**What you are asked to do:** Return all lines in the material below that contain "Subscribe".

--- start Data for this exercise ---

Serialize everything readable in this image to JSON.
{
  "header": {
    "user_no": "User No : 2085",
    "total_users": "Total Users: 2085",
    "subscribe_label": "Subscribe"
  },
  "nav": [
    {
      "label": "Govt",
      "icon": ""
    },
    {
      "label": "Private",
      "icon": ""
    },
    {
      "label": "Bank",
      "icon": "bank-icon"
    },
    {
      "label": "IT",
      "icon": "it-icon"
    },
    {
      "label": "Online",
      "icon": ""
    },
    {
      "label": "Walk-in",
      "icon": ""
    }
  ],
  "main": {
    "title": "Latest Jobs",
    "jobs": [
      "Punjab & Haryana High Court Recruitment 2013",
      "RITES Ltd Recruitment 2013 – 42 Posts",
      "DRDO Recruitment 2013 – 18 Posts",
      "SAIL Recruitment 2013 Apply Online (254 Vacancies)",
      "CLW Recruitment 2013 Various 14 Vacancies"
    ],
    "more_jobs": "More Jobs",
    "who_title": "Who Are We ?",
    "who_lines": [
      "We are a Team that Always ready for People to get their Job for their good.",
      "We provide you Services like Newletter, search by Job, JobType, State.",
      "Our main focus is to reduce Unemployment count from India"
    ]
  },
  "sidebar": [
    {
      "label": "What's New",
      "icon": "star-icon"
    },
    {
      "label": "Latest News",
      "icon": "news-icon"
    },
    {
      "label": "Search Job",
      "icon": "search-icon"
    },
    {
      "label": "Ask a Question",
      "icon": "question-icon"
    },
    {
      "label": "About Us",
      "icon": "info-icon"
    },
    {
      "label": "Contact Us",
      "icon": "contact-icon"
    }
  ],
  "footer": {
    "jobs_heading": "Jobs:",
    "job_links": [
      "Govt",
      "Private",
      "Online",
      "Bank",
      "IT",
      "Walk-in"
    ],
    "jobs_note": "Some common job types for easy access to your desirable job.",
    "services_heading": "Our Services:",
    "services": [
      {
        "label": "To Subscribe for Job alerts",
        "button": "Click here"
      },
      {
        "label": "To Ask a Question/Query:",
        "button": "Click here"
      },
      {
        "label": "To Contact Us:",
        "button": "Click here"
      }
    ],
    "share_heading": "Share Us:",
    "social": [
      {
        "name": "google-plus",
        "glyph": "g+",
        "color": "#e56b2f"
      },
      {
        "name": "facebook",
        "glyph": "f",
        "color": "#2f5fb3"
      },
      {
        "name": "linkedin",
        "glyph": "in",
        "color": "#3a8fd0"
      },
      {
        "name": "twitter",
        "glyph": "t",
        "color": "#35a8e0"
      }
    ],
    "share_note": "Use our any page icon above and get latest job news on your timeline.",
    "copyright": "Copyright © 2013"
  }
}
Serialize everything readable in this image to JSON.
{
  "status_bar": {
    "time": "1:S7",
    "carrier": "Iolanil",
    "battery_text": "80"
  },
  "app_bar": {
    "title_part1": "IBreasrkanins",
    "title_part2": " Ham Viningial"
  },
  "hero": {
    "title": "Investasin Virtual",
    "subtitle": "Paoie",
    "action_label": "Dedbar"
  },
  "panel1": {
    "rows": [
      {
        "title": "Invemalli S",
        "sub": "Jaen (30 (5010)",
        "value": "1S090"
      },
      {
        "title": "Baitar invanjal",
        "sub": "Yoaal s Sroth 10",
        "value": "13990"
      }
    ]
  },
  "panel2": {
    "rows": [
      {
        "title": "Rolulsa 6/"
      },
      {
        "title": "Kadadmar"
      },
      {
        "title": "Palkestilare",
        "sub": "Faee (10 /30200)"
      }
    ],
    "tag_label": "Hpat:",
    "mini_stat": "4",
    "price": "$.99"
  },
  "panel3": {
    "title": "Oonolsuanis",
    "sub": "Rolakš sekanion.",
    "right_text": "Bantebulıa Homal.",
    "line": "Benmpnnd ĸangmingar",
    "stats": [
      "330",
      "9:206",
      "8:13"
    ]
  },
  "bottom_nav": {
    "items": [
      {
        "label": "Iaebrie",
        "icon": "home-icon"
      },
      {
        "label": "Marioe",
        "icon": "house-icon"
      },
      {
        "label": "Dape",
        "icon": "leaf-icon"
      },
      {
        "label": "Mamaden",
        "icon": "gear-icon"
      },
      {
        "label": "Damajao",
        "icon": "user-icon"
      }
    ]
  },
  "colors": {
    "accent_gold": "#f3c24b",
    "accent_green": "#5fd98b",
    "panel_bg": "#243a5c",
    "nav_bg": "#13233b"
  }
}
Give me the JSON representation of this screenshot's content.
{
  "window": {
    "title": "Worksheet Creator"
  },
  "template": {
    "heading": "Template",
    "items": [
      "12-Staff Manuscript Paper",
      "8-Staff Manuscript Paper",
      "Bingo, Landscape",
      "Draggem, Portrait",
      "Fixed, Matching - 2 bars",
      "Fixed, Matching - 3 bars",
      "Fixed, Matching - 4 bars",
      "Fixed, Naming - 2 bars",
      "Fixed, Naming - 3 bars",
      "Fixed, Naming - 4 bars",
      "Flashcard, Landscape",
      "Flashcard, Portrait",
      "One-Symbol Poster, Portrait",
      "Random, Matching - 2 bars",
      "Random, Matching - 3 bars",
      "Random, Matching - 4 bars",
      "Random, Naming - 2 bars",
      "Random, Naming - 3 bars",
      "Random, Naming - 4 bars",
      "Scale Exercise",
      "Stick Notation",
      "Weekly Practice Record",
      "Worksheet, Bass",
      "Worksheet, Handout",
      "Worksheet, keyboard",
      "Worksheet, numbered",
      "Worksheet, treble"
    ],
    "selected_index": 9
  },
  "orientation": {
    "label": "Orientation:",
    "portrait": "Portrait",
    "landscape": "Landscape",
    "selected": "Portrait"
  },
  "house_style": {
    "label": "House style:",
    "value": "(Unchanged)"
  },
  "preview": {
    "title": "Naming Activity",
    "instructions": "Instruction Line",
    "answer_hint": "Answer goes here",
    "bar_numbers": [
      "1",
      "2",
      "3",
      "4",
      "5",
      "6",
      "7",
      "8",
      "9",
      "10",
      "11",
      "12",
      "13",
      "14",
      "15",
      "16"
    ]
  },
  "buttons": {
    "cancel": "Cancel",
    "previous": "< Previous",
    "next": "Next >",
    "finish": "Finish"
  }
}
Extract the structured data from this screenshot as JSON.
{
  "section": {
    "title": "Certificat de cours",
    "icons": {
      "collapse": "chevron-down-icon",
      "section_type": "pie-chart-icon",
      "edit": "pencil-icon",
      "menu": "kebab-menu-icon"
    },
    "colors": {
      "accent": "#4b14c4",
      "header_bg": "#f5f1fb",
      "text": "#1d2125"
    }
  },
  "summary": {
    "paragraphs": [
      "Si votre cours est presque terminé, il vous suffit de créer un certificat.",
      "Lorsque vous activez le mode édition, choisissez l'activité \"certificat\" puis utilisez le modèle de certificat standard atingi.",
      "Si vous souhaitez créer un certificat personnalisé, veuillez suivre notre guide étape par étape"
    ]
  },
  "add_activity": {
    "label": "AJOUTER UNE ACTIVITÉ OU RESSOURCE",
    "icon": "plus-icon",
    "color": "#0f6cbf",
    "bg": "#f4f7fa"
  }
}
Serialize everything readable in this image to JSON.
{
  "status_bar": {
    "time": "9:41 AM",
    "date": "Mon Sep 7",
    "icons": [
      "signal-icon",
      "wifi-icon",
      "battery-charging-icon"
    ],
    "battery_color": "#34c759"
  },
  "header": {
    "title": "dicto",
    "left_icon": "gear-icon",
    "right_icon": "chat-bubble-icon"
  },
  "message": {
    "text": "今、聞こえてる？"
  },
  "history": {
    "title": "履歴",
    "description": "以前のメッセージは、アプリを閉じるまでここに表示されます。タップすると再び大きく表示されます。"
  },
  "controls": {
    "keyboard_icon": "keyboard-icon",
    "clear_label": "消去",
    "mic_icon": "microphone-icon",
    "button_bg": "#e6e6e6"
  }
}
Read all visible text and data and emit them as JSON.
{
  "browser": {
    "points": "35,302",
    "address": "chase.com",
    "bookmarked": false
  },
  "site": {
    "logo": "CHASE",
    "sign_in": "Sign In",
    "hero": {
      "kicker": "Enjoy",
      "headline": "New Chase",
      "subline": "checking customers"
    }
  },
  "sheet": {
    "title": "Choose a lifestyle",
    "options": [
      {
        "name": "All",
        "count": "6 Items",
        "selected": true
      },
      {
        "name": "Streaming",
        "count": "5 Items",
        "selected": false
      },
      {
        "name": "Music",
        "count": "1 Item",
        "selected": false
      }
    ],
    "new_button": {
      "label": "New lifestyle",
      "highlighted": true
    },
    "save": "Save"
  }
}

--- end Data for this exercise ---

**Written response:**
    "subscribe_label": "Subscribe"
        "label": "To Subscribe for Job alerts",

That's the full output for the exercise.